▶ Data provided:
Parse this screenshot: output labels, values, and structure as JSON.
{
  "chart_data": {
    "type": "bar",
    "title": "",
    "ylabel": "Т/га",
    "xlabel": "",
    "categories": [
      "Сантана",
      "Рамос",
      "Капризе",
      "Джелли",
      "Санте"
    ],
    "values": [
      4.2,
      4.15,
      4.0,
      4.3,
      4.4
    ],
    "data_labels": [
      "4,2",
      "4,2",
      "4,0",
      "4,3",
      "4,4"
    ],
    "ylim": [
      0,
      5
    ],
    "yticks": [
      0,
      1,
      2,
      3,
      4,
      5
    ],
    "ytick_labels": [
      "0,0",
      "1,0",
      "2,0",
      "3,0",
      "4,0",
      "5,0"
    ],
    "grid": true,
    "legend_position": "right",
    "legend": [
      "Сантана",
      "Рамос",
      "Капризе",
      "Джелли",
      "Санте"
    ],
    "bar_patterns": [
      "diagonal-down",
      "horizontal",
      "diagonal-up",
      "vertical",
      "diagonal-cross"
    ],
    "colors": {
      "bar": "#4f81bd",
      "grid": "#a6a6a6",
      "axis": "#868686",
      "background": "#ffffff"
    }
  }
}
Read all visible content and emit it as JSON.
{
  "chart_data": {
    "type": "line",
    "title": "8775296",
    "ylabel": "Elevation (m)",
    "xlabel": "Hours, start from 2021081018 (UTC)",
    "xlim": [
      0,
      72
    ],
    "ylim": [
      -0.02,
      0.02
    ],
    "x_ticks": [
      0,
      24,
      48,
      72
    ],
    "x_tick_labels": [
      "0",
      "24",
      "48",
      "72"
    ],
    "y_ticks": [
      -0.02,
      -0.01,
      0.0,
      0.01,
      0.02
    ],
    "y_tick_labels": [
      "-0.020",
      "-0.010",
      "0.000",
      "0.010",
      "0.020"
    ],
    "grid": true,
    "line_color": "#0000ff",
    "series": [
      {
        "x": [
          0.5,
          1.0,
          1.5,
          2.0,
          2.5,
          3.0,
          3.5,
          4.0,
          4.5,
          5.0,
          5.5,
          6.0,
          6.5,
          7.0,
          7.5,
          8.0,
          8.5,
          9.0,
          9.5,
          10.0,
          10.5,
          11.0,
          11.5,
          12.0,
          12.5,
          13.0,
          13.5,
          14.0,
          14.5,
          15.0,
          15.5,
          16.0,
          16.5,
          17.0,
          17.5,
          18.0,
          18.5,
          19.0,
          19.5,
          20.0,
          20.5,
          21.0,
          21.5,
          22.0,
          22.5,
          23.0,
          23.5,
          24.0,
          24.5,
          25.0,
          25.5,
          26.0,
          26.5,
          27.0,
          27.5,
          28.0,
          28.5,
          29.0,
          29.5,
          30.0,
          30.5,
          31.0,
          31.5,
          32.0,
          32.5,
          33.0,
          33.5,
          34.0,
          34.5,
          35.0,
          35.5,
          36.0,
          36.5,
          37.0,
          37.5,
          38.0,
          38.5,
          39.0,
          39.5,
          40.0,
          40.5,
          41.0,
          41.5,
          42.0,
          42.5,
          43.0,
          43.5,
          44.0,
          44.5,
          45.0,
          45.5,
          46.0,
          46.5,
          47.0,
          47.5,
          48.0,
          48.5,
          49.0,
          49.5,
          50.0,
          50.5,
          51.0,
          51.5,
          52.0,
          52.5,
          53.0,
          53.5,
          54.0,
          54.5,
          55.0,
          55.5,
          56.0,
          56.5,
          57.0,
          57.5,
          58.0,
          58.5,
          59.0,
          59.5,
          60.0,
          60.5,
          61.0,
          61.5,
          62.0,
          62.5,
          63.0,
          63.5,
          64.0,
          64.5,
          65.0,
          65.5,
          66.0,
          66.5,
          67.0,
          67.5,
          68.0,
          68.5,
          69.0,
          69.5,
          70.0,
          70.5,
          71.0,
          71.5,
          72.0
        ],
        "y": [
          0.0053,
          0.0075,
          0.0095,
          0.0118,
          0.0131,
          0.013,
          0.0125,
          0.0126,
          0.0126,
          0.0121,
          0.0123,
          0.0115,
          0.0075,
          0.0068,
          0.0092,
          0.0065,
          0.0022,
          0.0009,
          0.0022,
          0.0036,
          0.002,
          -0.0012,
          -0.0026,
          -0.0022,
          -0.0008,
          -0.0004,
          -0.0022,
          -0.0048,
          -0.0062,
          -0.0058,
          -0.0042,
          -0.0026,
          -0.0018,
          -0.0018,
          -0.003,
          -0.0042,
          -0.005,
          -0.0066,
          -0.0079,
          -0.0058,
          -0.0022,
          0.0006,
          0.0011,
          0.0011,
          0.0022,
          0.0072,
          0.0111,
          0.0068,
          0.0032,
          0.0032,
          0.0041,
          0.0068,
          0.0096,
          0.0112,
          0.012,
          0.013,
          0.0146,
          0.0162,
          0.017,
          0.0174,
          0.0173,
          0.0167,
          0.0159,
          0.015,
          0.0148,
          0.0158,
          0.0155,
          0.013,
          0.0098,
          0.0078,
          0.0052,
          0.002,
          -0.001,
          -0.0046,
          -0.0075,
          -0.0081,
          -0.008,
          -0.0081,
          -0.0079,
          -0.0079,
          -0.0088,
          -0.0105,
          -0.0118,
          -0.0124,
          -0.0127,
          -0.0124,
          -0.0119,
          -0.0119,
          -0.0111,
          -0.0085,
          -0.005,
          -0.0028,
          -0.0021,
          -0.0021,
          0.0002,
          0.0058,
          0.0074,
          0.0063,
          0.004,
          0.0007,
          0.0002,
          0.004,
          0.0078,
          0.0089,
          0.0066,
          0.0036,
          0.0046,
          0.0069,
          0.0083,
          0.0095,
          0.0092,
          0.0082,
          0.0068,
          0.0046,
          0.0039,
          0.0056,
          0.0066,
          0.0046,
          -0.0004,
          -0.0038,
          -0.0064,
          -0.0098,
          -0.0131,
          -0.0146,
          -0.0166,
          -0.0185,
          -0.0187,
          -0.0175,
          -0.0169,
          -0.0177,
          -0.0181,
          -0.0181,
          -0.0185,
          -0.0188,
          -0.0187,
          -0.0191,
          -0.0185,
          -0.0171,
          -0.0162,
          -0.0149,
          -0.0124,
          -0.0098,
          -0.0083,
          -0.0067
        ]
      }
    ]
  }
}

▶ Problem details:
Repeat each entry word for word.

▶ Exercise output:
Parse this screenshot: output labels, values, and structure as JSON.
{
  "chart_data": {
    "type": "bar",
    "title": "",
    "ylabel": "Т/га",
    "xlabel": "",
    "categories": [
      "Сантана",
      "Рамос",
      "Капризе",
      "Джелли",
      "Санте"
    ],
    "values": [
      4.2,
      4.15,
      4.0,
      4.3,
      4.4
    ],
    "data_labels": [
      "4,2",
      "4,2",
      "4,0",
      "4,3",
      "4,4"
    ],
    "ylim": [
      0,
      5
    ],
    "yticks": [
      0,
      1,
      2,
      3,
      4,
      5
    ],
    "ytick_labels": [
      "0,0",
      "1,0",
      "2,0",
      "3,0",
      "4,0",
      "5,0"
    ],
    "grid": true,
    "legend_position": "right",
    "legend": [
      "Сантана",
      "Рамос",
      "Капризе",
      "Джелли",
      "Санте"
    ],
    "bar_patterns": [
      "diagonal-down",
      "horizontal",
      "diagonal-up",
      "vertical",
      "diagonal-cross"
    ],
    "colors": {
      "bar": "#4f81bd",
      "grid": "#a6a6a6",
      "axis": "#868686",
      "background": "#ffffff"
    }
  }
}
Read all visible content and emit it as JSON.
{
  "chart_data": {
    "type": "line",
    "title": "8775296",
    "ylabel": "Elevation (m)",
    "xlabel": "Hours, start from 2021081018 (UTC)",
    "xlim": [
      0,
      72
    ],
    "ylim": [
      -0.02,
      0.02
    ],
    "x_ticks": [
      0,
      24,
      48,
      72
    ],
    "x_tick_labels": [
      "0",
      "24",
      "48",
      "72"
    ],
    "y_ticks": [
      -0.02,
      -0.01,
      0.0,
      0.01,
      0.02
    ],
    "y_tick_labels": [
      "-0.020",
      "-0.010",
      "0.000",
      "0.010",
      "0.020"
    ],
    "grid": true,
    "line_color": "#0000ff",
    "series": [
      {
        "x": [
          0.5,
          1.0,
          1.5,
          2.0,
          2.5,
          3.0,
          3.5,
          4.0,
          4.5,
          5.0,
          5.5,
          6.0,
          6.5,
          7.0,
          7.5,
          8.0,
          8.5,
          9.0,
          9.5,
          10.0,
          10.5,
          11.0,
          11.5,
          12.0,
          12.5,
          13.0,
          13.5,
          14.0,
          14.5,
          15.0,
          15.5,
          16.0,
          16.5,
          17.0,
          17.5,
          18.0,
          18.5,
          19.0,
          19.5,
          20.0,
          20.5,
          21.0,
          21.5,
          22.0,
          22.5,
          23.0,
          23.5,
          24.0,
          24.5,
          25.0,
          25.5,
          26.0,
          26.5,
          27.0,
          27.5,
          28.0,
          28.5,
          29.0,
          29.5,
          30.0,
          30.5,
          31.0,
          31.5,
          32.0,
          32.5,
          33.0,
          33.5,
          34.0,
          34.5,
          35.0,
          35.5,
          36.0,
          36.5,
          37.0,
          37.5,
          38.0,
          38.5,
          39.0,
          39.5,
          40.0,
          40.5,
          41.0,
          41.5,
          42.0,
          42.5,
          43.0,
          43.5,
          44.0,
          44.5,
          45.0,
          45.5,
          46.0,
          46.5,
          47.0,
          47.5,
          48.0,
          48.5,
          49.0,
          49.5,
          50.0,
          50.5,
          51.0,
          51.5,
          52.0,
          52.5,
          53.0,
          53.5,
          54.0,
          54.5,
          55.0,
          55.5,
          56.0,
          56.5,
          57.0,
          57.5,
          58.0,
          58.5,
          59.0,
          59.5,
          60.0,
          60.5,
          61.0,
          61.5,
          62.0,
          62.5,
          63.0,
          63.5,
          64.0,
          64.5,
          65.0,
          65.5,
          66.0,
          66.5,
          67.0,
          67.5,
          68.0,
          68.5,
          69.0,
          69.5,
          70.0,
          70.5,
          71.0,
          71.5,
          72.0
        ],
        "y": [
          0.0053,
          0.0075,
          0.0095,
          0.0118,
          0.0131,
          0.013,
          0.0125,
          0.0126,
          0.0126,
          0.0121,
          0.0123,
          0.0115,
          0.0075,
          0.0068,
          0.0092,
          0.0065,
          0.0022,
          0.0009,
          0.0022,
          0.0036,
          0.002,
          -0.0012,
          -0.0026,
          -0.0022,
          -0.0008,
          -0.0004,
          -0.0022,
          -0.0048,
          -0.0062,
          -0.0058,
          -0.0042,
          -0.0026,
          -0.0018,
          -0.0018,
          -0.003,
          -0.0042,
          -0.005,
          -0.0066,
          -0.0079,
          -0.0058,
          -0.0022,
          0.0006,
          0.0011,
          0.0011,
          0.0022,
          0.0072,
          0.0111,
          0.0068,
          0.0032,
          0.0032,
          0.0041,
          0.0068,
          0.0096,
          0.0112,
          0.012,
          0.013,
          0.0146,
          0.0162,
          0.017,
          0.0174,
          0.0173,
          0.0167,
          0.0159,
          0.015,
          0.0148,
          0.0158,
          0.0155,
          0.013,
          0.0098,
          0.0078,
          0.0052,
          0.002,
          -0.001,
          -0.0046,
          -0.0075,
          -0.0081,
          -0.008,
          -0.0081,
          -0.0079,
          -0.0079,
          -0.0088,
          -0.0105,
          -0.0118,
          -0.0124,
          -0.0127,
          -0.0124,
          -0.0119,
          -0.0119,
          -0.0111,
          -0.0085,
          -0.005,
          -0.0028,
          -0.0021,
          -0.0021,
          0.0002,
          0.0058,
          0.0074,
          0.0063,
          0.004,
          0.0007,
          0.0002,
          0.004,
          0.0078,
          0.0089,
          0.0066,
          0.0036,
          0.0046,
          0.0069,
          0.0083,
          0.0095,
          0.0092,
          0.0082,
          0.0068,
          0.0046,
          0.0039,
          0.0056,
          0.0066,
          0.0046,
          -0.0004,
          -0.0038,
          -0.0064,
          -0.0098,
          -0.0131,
          -0.0146,
          -0.0166,
          -0.0185,
          -0.0187,
          -0.0175,
          -0.0169,
          -0.0177,
          -0.0181,
          -0.0181,
          -0.0185,
          -0.0188,
          -0.0187,
          -0.0191,
          -0.0185,
          -0.0171,
          -0.0162,
          -0.0149,
          -0.0124,
          -0.0098,
          -0.0083,
          -0.0067
        ]
      }
    ]
  }
}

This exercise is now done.